Stored data:
==========

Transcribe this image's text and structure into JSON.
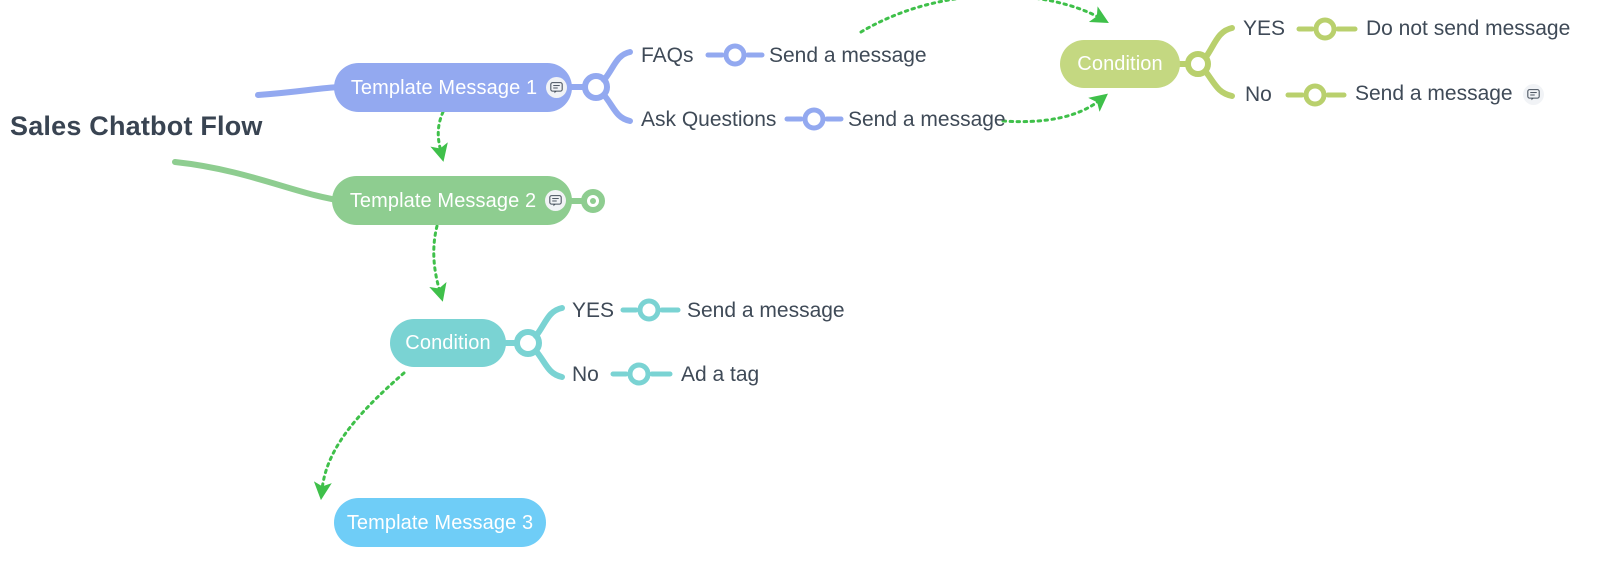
{
  "title": "Sales Chatbot Flow",
  "colors": {
    "blue_node": "#93a9f0",
    "green_node": "#8ecd90",
    "teal_node": "#7ad3d3",
    "olive_node": "#c4d881",
    "lightblue_node": "#6fcdf7",
    "dotted_arrow": "#3fc04a",
    "text": "#3f4a57",
    "title_text": "#394452"
  },
  "nodes": {
    "template_message_1": {
      "label": "Template Message 1",
      "icon": "message-bubble-icon"
    },
    "template_message_2": {
      "label": "Template Message 2",
      "icon": "message-bubble-icon"
    },
    "template_message_3": {
      "label": "Template Message 3"
    },
    "condition_teal": {
      "label": "Condition"
    },
    "condition_olive": {
      "label": "Condition"
    }
  },
  "branches": {
    "tm1": [
      {
        "label": "FAQs",
        "action": "Send a message"
      },
      {
        "label": "Ask Questions",
        "action": "Send a message"
      }
    ],
    "condition_olive": [
      {
        "label": "YES",
        "action": "Do not send message"
      },
      {
        "label": "No",
        "action": "Send a message",
        "icon": "message-bubble-icon"
      }
    ],
    "condition_teal": [
      {
        "label": "YES",
        "action": "Send a message"
      },
      {
        "label": "No",
        "action": "Ad a tag"
      }
    ]
  }
}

==========

■ **WHAT TO WORK ON**
Reproduce the full material exactly, excluding the pictures.

■ **SOLVED EXERCISE**
Transcribe this image's text and structure into JSON.
{
  "title": "Sales Chatbot Flow",
  "colors": {
    "blue_node": "#93a9f0",
    "green_node": "#8ecd90",
    "teal_node": "#7ad3d3",
    "olive_node": "#c4d881",
    "lightblue_node": "#6fcdf7",
    "dotted_arrow": "#3fc04a",
    "text": "#3f4a57",
    "title_text": "#394452"
  },
  "nodes": {
    "template_message_1": {
      "label": "Template Message 1",
      "icon": "message-bubble-icon"
    },
    "template_message_2": {
      "label": "Template Message 2",
      "icon": "message-bubble-icon"
    },
    "template_message_3": {
      "label": "Template Message 3"
    },
    "condition_teal": {
      "label": "Condition"
    },
    "condition_olive": {
      "label": "Condition"
    }
  },
  "branches": {
    "tm1": [
      {
        "label": "FAQs",
        "action": "Send a message"
      },
      {
        "label": "Ask Questions",
        "action": "Send a message"
      }
    ],
    "condition_olive": [
      {
        "label": "YES",
        "action": "Do not send message"
      },
      {
        "label": "No",
        "action": "Send a message",
        "icon": "message-bubble-icon"
      }
    ],
    "condition_teal": [
      {
        "label": "YES",
        "action": "Send a message"
      },
      {
        "label": "No",
        "action": "Ad a tag"
      }
    ]
  }
}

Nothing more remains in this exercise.